** Begin **
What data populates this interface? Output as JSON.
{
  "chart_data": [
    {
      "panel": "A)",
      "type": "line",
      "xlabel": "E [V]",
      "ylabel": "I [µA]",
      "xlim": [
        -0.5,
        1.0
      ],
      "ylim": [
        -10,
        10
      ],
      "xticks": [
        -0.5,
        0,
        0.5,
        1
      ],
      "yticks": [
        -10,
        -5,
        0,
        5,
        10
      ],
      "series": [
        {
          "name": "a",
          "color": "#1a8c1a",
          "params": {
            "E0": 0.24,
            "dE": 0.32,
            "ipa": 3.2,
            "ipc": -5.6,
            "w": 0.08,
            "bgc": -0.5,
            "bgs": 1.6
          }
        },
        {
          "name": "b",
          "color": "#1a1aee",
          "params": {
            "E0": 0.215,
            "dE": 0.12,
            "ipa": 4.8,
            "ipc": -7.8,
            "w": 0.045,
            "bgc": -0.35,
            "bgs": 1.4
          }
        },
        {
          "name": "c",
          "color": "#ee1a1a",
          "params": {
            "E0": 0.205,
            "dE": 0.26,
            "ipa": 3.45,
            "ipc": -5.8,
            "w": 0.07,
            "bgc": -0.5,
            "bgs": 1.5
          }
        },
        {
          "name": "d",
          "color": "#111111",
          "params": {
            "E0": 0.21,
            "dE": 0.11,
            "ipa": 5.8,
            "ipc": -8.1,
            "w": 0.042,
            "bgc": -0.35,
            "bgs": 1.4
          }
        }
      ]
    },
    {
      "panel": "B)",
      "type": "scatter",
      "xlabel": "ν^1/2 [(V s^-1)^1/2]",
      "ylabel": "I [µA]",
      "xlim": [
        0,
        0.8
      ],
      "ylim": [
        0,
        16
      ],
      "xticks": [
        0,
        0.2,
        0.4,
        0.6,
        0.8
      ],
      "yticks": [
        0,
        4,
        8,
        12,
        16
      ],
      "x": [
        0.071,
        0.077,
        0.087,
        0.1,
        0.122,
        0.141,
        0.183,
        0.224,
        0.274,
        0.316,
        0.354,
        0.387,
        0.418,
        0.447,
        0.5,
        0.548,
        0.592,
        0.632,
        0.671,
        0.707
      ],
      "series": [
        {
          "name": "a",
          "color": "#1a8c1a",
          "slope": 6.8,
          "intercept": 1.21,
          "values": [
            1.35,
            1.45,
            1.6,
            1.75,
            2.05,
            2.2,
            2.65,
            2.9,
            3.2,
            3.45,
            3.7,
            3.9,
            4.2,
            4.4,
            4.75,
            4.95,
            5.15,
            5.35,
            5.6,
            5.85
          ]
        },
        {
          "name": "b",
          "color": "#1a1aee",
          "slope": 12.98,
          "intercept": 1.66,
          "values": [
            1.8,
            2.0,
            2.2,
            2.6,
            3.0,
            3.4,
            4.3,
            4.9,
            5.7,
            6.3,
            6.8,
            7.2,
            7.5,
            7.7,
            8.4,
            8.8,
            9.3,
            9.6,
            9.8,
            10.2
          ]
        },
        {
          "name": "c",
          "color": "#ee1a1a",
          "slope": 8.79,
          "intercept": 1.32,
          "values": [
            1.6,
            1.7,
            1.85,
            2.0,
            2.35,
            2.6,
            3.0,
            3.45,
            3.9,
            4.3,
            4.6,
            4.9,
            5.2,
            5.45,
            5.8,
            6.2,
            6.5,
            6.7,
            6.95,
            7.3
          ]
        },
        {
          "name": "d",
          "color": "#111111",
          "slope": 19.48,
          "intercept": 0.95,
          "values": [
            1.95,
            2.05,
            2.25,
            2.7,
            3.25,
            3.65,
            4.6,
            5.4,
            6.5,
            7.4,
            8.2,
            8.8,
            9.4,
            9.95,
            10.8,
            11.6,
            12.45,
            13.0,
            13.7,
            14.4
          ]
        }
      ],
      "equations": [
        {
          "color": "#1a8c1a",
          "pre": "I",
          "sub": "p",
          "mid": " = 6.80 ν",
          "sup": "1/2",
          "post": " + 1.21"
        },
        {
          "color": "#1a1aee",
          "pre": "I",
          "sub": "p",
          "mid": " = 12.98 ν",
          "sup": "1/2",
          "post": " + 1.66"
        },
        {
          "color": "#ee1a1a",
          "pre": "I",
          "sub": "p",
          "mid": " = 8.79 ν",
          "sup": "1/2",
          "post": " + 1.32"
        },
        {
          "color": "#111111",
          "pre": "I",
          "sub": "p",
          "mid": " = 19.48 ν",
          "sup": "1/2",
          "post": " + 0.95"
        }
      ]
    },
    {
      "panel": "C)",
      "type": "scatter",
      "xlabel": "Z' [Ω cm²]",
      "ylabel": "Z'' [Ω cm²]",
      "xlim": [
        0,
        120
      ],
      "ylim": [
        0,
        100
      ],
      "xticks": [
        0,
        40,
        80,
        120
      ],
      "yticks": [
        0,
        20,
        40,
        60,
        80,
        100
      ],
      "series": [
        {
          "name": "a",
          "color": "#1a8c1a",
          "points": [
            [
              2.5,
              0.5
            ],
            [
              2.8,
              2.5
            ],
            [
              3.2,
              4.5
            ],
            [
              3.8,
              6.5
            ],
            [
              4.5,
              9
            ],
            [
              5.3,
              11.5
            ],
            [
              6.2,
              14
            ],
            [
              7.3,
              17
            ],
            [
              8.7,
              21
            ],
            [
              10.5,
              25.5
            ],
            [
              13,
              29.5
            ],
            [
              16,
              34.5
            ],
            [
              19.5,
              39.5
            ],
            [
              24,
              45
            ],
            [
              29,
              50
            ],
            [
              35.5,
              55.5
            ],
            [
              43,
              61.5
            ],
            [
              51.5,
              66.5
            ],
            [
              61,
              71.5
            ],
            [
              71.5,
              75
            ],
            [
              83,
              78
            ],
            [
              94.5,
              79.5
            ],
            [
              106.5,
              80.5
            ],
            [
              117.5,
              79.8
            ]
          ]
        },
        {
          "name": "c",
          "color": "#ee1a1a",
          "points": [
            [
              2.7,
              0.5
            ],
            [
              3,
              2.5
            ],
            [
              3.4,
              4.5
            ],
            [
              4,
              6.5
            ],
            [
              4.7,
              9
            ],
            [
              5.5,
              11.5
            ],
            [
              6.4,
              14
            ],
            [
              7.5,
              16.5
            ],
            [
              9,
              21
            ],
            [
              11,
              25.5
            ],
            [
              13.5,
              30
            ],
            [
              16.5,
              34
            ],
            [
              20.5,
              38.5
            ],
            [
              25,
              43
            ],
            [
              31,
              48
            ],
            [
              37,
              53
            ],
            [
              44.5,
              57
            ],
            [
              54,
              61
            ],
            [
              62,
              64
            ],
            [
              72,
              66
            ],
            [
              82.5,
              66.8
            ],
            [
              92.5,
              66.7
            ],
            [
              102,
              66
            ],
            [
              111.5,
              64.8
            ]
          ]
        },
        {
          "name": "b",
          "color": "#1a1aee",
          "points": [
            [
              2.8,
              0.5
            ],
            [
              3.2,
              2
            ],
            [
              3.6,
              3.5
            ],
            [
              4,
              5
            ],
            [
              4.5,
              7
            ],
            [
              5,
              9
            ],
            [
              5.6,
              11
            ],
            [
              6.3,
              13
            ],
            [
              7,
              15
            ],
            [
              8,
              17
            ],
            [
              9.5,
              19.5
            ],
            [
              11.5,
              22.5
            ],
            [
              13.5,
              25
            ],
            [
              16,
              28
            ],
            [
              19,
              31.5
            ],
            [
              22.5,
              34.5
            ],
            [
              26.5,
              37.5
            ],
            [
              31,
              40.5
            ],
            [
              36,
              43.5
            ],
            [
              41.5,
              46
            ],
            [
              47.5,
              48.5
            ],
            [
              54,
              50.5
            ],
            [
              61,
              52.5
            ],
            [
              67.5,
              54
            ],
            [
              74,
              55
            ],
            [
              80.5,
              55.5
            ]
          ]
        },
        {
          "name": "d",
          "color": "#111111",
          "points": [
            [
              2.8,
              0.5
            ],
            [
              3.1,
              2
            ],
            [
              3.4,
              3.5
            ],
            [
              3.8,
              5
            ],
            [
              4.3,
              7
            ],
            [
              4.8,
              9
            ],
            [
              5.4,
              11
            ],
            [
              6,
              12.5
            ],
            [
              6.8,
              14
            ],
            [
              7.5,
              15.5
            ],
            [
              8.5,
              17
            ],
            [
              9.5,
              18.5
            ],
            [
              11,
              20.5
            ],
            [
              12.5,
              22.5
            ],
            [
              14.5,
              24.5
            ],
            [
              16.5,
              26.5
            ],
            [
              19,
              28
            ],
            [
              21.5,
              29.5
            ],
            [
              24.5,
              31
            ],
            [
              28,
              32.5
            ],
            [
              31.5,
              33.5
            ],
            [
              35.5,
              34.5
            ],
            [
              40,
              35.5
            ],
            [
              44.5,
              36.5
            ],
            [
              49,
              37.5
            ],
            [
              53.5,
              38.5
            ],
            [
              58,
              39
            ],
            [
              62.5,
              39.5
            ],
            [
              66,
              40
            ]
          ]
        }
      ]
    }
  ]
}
** End **
What you will do: Where a line holds "intercept", copy it out.

Task solution:
          "intercept": 1.21,
          "intercept": 1.66,
          "intercept": 1.32,
          "intercept": 0.95,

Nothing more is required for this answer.